* Start Data supplied *

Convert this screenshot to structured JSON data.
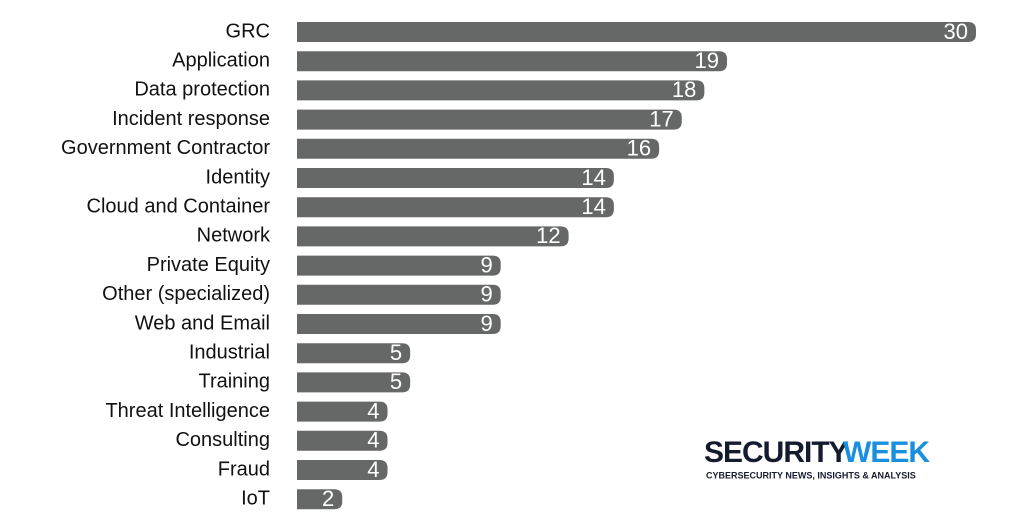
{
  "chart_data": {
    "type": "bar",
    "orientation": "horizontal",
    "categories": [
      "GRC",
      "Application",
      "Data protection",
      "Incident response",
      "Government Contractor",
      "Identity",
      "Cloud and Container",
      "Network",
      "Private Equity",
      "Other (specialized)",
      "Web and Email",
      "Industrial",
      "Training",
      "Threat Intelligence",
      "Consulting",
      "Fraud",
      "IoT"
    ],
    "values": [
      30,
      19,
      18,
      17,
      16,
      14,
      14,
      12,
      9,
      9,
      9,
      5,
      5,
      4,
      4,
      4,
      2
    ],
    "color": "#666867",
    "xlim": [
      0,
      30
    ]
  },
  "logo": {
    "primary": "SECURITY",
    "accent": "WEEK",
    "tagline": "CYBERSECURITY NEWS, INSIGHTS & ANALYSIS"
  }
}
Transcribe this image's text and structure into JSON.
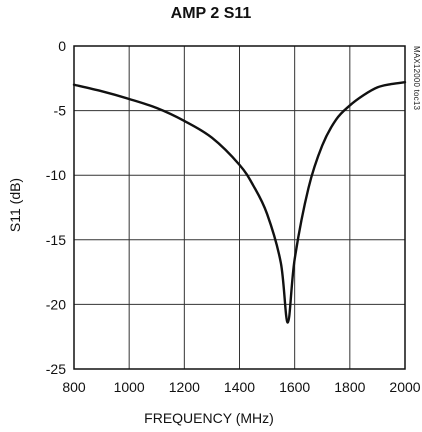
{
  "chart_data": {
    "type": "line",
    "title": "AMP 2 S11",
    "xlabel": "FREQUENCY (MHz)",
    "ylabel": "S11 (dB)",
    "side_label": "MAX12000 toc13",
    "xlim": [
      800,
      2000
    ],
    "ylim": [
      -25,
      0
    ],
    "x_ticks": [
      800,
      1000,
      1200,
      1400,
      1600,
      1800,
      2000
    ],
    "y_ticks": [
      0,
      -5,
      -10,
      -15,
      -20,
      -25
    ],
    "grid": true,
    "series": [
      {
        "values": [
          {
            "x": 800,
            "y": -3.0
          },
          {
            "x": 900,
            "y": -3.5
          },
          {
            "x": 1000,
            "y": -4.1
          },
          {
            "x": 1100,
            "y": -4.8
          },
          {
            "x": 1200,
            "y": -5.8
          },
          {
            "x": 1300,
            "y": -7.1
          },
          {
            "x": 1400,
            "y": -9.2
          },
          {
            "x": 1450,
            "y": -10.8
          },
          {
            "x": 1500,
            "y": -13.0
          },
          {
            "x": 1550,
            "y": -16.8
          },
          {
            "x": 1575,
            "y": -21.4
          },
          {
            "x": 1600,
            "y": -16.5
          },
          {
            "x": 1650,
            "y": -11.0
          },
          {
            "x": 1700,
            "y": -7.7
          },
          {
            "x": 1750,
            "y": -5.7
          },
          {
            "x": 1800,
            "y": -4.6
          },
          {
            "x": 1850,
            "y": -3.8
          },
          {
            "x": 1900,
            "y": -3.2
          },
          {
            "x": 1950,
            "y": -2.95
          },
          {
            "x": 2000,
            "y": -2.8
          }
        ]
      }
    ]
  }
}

* End Data supplied *

### Work to be completed
Transcribe the records verbatim and omit the images.

### The completed task
Convert this screenshot to structured JSON data.
{
  "chart_data": {
    "type": "bar",
    "orientation": "horizontal",
    "categories": [
      "GRC",
      "Application",
      "Data protection",
      "Incident response",
      "Government Contractor",
      "Identity",
      "Cloud and Container",
      "Network",
      "Private Equity",
      "Other (specialized)",
      "Web and Email",
      "Industrial",
      "Training",
      "Threat Intelligence",
      "Consulting",
      "Fraud",
      "IoT"
    ],
    "values": [
      30,
      19,
      18,
      17,
      16,
      14,
      14,
      12,
      9,
      9,
      9,
      5,
      5,
      4,
      4,
      4,
      2
    ],
    "color": "#666867",
    "xlim": [
      0,
      30
    ]
  },
  "logo": {
    "primary": "SECURITY",
    "accent": "WEEK",
    "tagline": "CYBERSECURITY NEWS, INSIGHTS & ANALYSIS"
  }
}
Transcribe this image's text and structure into JSON.
{
  "chart_data": {
    "type": "line",
    "title": "AMP 2 S11",
    "xlabel": "FREQUENCY (MHz)",
    "ylabel": "S11 (dB)",
    "side_label": "MAX12000 toc13",
    "xlim": [
      800,
      2000
    ],
    "ylim": [
      -25,
      0
    ],
    "x_ticks": [
      800,
      1000,
      1200,
      1400,
      1600,
      1800,
      2000
    ],
    "y_ticks": [
      0,
      -5,
      -10,
      -15,
      -20,
      -25
    ],
    "grid": true,
    "series": [
      {
        "values": [
          {
            "x": 800,
            "y": -3.0
          },
          {
            "x": 900,
            "y": -3.5
          },
          {
            "x": 1000,
            "y": -4.1
          },
          {
            "x": 1100,
            "y": -4.8
          },
          {
            "x": 1200,
            "y": -5.8
          },
          {
            "x": 1300,
            "y": -7.1
          },
          {
            "x": 1400,
            "y": -9.2
          },
          {
            "x": 1450,
            "y": -10.8
          },
          {
            "x": 1500,
            "y": -13.0
          },
          {
            "x": 1550,
            "y": -16.8
          },
          {
            "x": 1575,
            "y": -21.4
          },
          {
            "x": 1600,
            "y": -16.5
          },
          {
            "x": 1650,
            "y": -11.0
          },
          {
            "x": 1700,
            "y": -7.7
          },
          {
            "x": 1750,
            "y": -5.7
          },
          {
            "x": 1800,
            "y": -4.6
          },
          {
            "x": 1850,
            "y": -3.8
          },
          {
            "x": 1900,
            "y": -3.2
          },
          {
            "x": 1950,
            "y": -2.95
          },
          {
            "x": 2000,
            "y": -2.8
          }
        ]
      }
    ]
  }
}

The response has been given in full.